• [What you are asked to do]: Write out the records again exactly. Nothing should be dropped.

***** Given entries

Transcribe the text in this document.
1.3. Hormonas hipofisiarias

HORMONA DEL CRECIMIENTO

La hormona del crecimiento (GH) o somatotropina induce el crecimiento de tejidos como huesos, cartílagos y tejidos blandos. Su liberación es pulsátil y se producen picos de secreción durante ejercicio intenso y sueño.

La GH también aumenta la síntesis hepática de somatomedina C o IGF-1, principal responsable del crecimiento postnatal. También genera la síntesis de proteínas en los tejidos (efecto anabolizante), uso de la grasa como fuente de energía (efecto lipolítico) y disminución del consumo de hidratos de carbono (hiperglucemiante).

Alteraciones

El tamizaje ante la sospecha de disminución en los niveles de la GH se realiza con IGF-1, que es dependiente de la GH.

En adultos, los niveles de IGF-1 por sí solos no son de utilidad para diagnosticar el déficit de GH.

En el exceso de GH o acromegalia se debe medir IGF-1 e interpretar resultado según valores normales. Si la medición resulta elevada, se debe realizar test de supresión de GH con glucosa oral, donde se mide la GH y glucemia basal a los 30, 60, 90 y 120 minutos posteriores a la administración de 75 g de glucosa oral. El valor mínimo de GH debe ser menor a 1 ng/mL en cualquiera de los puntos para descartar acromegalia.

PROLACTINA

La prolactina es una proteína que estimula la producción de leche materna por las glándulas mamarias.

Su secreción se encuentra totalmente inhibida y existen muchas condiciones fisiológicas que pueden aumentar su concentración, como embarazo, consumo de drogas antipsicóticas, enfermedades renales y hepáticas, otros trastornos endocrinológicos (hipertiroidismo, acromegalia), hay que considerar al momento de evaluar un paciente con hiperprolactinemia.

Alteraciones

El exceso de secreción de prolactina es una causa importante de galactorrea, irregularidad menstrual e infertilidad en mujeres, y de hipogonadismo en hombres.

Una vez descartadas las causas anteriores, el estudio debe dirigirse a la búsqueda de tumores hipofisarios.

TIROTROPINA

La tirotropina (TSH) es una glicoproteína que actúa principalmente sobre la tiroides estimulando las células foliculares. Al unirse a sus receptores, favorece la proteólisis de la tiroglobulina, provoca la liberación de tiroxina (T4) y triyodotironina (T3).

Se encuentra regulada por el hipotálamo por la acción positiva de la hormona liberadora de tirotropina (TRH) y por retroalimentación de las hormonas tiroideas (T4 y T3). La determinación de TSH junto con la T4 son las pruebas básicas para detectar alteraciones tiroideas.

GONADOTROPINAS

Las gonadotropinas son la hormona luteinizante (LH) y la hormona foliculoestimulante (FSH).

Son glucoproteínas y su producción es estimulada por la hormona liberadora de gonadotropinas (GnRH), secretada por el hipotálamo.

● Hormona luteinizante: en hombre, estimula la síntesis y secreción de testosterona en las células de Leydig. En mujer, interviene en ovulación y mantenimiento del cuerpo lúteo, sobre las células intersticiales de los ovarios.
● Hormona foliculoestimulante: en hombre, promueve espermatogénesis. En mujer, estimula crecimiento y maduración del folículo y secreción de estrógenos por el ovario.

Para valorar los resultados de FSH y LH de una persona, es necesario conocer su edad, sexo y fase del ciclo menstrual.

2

**********

• [Task solution]:
Transcribe the text in this document.
1.3. Hormonas hipofisiarias

HORMONA DEL CRECIMIENTO

La hormona del crecimiento (GH) o somatotropina induce el crecimiento de tejidos como huesos, cartílagos y tejidos blandos. Su liberación es pulsátil y se producen picos de secreción durante ejercicio intenso y sueño.

La GH también aumenta la síntesis hepática de somatomedina C o IGF-1, principal responsable del crecimiento postnatal. También genera la síntesis de proteínas en los tejidos (efecto anabolizante), uso de la grasa como fuente de energía (efecto lipolítico) y disminución del consumo de hidratos de carbono (hiperglucemiante).

Alteraciones

El tamizaje ante la sospecha de disminución en los niveles de la GH se realiza con IGF-1, que es dependiente de la GH.

En adultos, los niveles de IGF-1 por sí solos no son de utilidad para diagnosticar el déficit de GH.

En el exceso de GH o acromegalia se debe medir IGF-1 e interpretar resultado según valores normales. Si la medición resulta elevada, se debe realizar test de supresión de GH con glucosa oral, donde se mide la GH y glucemia basal a los 30, 60, 90 y 120 minutos posteriores a la administración de 75 g de glucosa oral. El valor mínimo de GH debe ser menor a 1 ng/mL en cualquiera de los puntos para descartar acromegalia.

PROLACTINA

La prolactina es una proteína que estimula la producción de leche materna por las glándulas mamarias.

Su secreción se encuentra totalmente inhibida y existen muchas condiciones fisiológicas que pueden aumentar su concentración, como embarazo, consumo de drogas antipsicóticas, enfermedades renales y hepáticas, otros trastornos endocrinológicos (hipertiroidismo, acromegalia), hay que considerar al momento de evaluar un paciente con hiperprolactinemia.

Alteraciones

El exceso de secreción de prolactina es una causa importante de galactorrea, irregularidad menstrual e infertilidad en mujeres, y de hipogonadismo en hombres.

Una vez descartadas las causas anteriores, el estudio debe dirigirse a la búsqueda de tumores hipofisarios.

TIROTROPINA

La tirotropina (TSH) es una glicoproteína que actúa principalmente sobre la tiroides estimulando las células foliculares. Al unirse a sus receptores, favorece la proteólisis de la tiroglobulina, provoca la liberación de tiroxina (T4) y triyodotironina (T3).

Se encuentra regulada por el hipotálamo por la acción positiva de la hormona liberadora de tirotropina (TRH) y por retroalimentación de las hormonas tiroideas (T4 y T3). La determinación de TSH junto con la T4 son las pruebas básicas para detectar alteraciones tiroideas.

GONADOTROPINAS

Las gonadotropinas son la hormona luteinizante (LH) y la hormona foliculoestimulante (FSH).

Son glucoproteínas y su producción es estimulada por la hormona liberadora de gonadotropinas (GnRH), secretada por el hipotálamo.

● Hormona luteinizante: en hombre, estimula la síntesis y secreción de testosterona en las células de Leydig. En mujer, interviene en ovulación y mantenimiento del cuerpo lúteo, sobre las células intersticiales de los ovarios.
● Hormona foliculoestimulante: en hombre, promueve espermatogénesis. En mujer, estimula crecimiento y maduración del folículo y secreción de estrógenos por el ovario.

Para valorar los resultados de FSH y LH de una persona, es necesario conocer su edad, sexo y fase del ciclo menstrual.

2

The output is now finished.